* _Records supplied_:
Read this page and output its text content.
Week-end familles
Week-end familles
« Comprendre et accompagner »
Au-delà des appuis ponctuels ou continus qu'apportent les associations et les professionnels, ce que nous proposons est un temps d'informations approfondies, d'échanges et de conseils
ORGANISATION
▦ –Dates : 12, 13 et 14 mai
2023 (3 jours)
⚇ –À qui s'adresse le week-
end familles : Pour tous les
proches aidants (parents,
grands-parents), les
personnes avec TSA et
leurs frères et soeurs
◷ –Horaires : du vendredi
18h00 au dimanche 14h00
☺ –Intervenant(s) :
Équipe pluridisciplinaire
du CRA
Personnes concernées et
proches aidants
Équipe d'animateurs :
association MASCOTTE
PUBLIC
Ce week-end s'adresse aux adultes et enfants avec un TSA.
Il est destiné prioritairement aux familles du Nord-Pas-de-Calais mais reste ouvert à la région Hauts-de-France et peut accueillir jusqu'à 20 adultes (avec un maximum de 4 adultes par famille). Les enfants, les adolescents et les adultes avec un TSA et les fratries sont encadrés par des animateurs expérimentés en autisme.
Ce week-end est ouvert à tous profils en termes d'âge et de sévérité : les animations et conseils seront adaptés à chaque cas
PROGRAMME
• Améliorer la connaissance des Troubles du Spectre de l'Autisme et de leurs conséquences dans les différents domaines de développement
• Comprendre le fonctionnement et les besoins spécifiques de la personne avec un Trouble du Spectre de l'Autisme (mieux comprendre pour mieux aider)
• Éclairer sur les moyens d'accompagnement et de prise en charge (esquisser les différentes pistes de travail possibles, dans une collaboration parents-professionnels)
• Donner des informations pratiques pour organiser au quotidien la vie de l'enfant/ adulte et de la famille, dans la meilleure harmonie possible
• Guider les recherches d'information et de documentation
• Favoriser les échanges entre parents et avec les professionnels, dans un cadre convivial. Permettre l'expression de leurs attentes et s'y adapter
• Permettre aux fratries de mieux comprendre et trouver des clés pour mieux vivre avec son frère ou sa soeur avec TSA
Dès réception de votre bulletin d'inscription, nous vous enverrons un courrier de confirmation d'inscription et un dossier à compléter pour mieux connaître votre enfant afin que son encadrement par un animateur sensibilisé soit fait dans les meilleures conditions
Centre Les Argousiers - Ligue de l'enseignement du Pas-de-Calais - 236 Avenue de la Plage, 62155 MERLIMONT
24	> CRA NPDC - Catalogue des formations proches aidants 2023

* _What the exercise asks_: Extract every entry above as it appears.

* _Expected output_:
Read this page and output its text content.
Week-end familles
Week-end familles
« Comprendre et accompagner »
Au-delà des appuis ponctuels ou continus qu'apportent les associations et les professionnels, ce que nous proposons est un temps d'informations approfondies, d'échanges et de conseils
ORGANISATION
▦ –Dates : 12, 13 et 14 mai
2023 (3 jours)
⚇ –À qui s'adresse le week-
end familles : Pour tous les
proches aidants (parents,
grands-parents), les
personnes avec TSA et
leurs frères et soeurs
◷ –Horaires : du vendredi
18h00 au dimanche 14h00
☺ –Intervenant(s) :
Équipe pluridisciplinaire
du CRA
Personnes concernées et
proches aidants
Équipe d'animateurs :
association MASCOTTE
PUBLIC
Ce week-end s'adresse aux adultes et enfants avec un TSA.
Il est destiné prioritairement aux familles du Nord-Pas-de-Calais mais reste ouvert à la région Hauts-de-France et peut accueillir jusqu'à 20 adultes (avec un maximum de 4 adultes par famille). Les enfants, les adolescents et les adultes avec un TSA et les fratries sont encadrés par des animateurs expérimentés en autisme.
Ce week-end est ouvert à tous profils en termes d'âge et de sévérité : les animations et conseils seront adaptés à chaque cas
PROGRAMME
• Améliorer la connaissance des Troubles du Spectre de l'Autisme et de leurs conséquences dans les différents domaines de développement
• Comprendre le fonctionnement et les besoins spécifiques de la personne avec un Trouble du Spectre de l'Autisme (mieux comprendre pour mieux aider)
• Éclairer sur les moyens d'accompagnement et de prise en charge (esquisser les différentes pistes de travail possibles, dans une collaboration parents-professionnels)
• Donner des informations pratiques pour organiser au quotidien la vie de l'enfant/ adulte et de la famille, dans la meilleure harmonie possible
• Guider les recherches d'information et de documentation
• Favoriser les échanges entre parents et avec les professionnels, dans un cadre convivial. Permettre l'expression de leurs attentes et s'y adapter
• Permettre aux fratries de mieux comprendre et trouver des clés pour mieux vivre avec son frère ou sa soeur avec TSA
Dès réception de votre bulletin d'inscription, nous vous enverrons un courrier de confirmation d'inscription et un dossier à compléter pour mieux connaître votre enfant afin que son encadrement par un animateur sensibilisé soit fait dans les meilleures conditions
Centre Les Argousiers - Ligue de l'enseignement du Pas-de-Calais - 236 Avenue de la Plage, 62155 MERLIMONT
24	> CRA NPDC - Catalogue des formations proches aidants 2023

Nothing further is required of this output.